**What you need to do:**
Look through the listing below and give the number of lines that hold "Совѣтъ". Say nothing more.

**Data records:**
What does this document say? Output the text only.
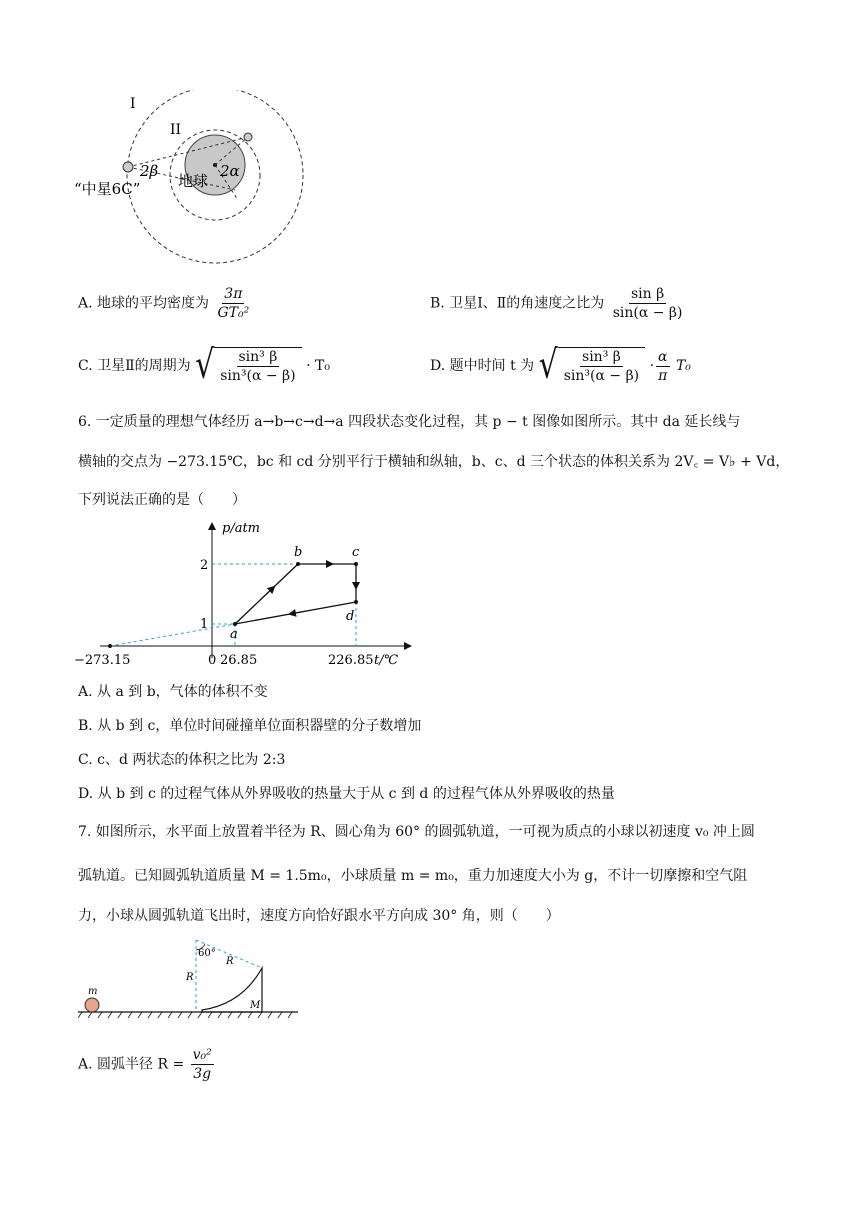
I
II
2β	2α
“中星6C”	地球
A. 地球的平均密度为 $\frac{3\pi}{\text{GT₀²}}$	B. 卫星Ⅰ、Ⅱ的角速度之比为 $\frac{\text{sin β}}{\sin(\alpha - \beta)}$
C. 卫星Ⅱ的周期为 √ $\frac{\text{sin³ β}}{\text{sin³(α − β)}} \cdot T_0$	D. 题中时间 t 为 √ $\frac{\text{sin³ β}}{\text{sin³(α − β)}} \cdot \frac{\alpha}{\pi} T_0$
6. 一定质量的理想气体经历 a→b→c→d→a 四段状态变化过程，其 p − t 图像如图所示。其中 da 延长线与
横轴的交点为 −273.15℃，bc 和 cd 分别平行于横轴和纵轴，b、c、d 三个状态的体积关系为 2V꜀ = V♭ + Vd，
下列说法正确的是（　　）
p/atm
t/℃
2
1
0 26.85	226.85
−273.15
a
b	c
d
A. 从 a 到 b，气体的体积不变
B. 从 b 到 c，单位时间碰撞单位面积器壁的分子数增加
C. c、d 两状态的体积之比为 2:3
D. 从 b 到 c 的过程气体从外界吸收的热量大于从 c 到 d 的过程气体从外界吸收的热量
7. 如图所示，水平面上放置着半径为 R、圆心角为 60° 的圆弧轨道，一可视为质点的小球以初速度 v₀ 冲上圆
弧轨道。已知圆弧轨道质量 M = 1.5m₀，小球质量 m = m₀，重力加速度大小为 g，不计一切摩擦和空气阻
力，小球从圆弧轨道飞出时，速度方向恰好跟水平方向成 30° 角，则（　　）
60°
R
R
M
m
A. 圆弧半径 $R = \frac{\text{v₀²}}{3g}$
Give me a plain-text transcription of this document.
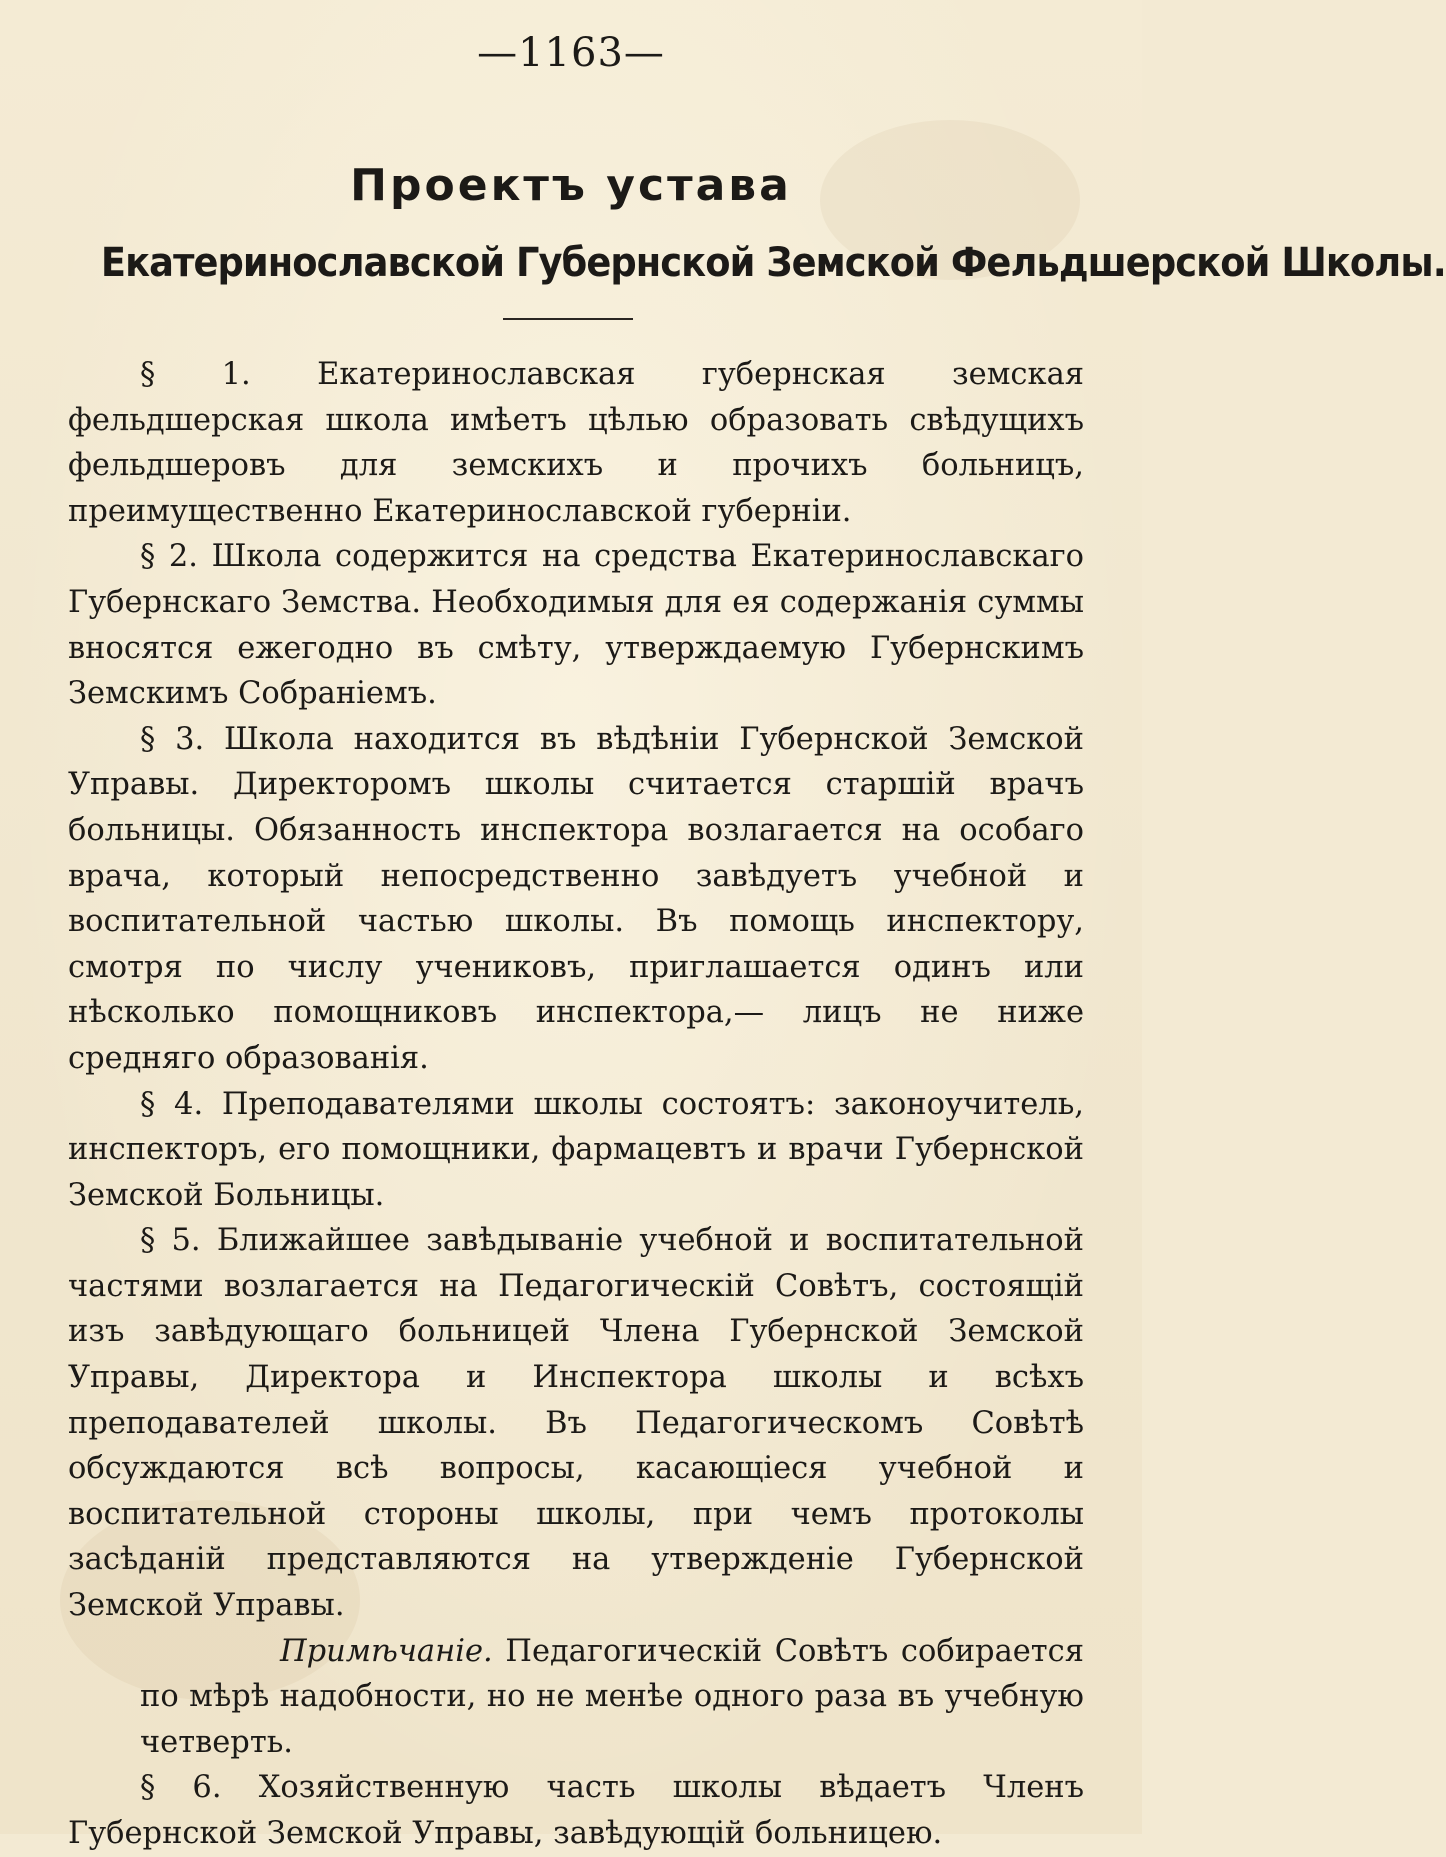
—1163—
Проектъ устава
Екатеринославской Губернской Земской Фельдшерской Школы.

§ 1. Екатеринославская губернская земская фельдшерская школа имѣетъ цѣлью образовать свѣдущихъ фельдшеровъ для земскихъ и прочихъ больницъ, преимущественно Екатеринославской губерніи.

§ 2. Школа содержится на средства Екатеринославскаго Губернскаго Земства. Необходимыя для ея содержанія суммы вносятся ежегодно въ смѣту, утверждаемую Губернскимъ Земскимъ Собраніемъ.

§ 3. Школа находится въ вѣдѣніи Губернской Земской Управы. Директоромъ школы считается старшій врачъ больницы. Обязанность инспектора возлагается на особаго врача, который непосредственно завѣдуетъ учебной и воспитательной частью школы. Въ помощь инспектору, смотря по числу учениковъ, приглашается одинъ или нѣсколько помощниковъ инспектора,— лицъ не ниже средняго образованія.

§ 4. Преподавателями школы состоятъ: законоучитель, инспекторъ, его помощники, фармацевтъ и врачи Губернской Земской Больницы.

§ 5. Ближайшее завѣдываніе учебной и воспитательной частями возлагается на Педагогическій Совѣтъ, состоящій изъ завѣдующаго больницей Члена Губернской Земской Управы, Директора и Инспектора школы и всѣхъ преподавателей школы. Въ Педагогическомъ Совѣтѣ обсуждаются всѣ вопросы, касающіеся учебной и воспитательной стороны школы, при чемъ протоколы засѣданій представляются на утвержденіе Губернской Земской Управы.

Примѣчаніе. Педагогическій Совѣтъ собирается по мѣрѣ надобности, но не менѣе одного раза въ учебную четверть.

§ 6. Хозяйственную часть школы вѣдаетъ Членъ Губернской Земской Управы, завѣдующій больницею.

**Result for this exercise:**
2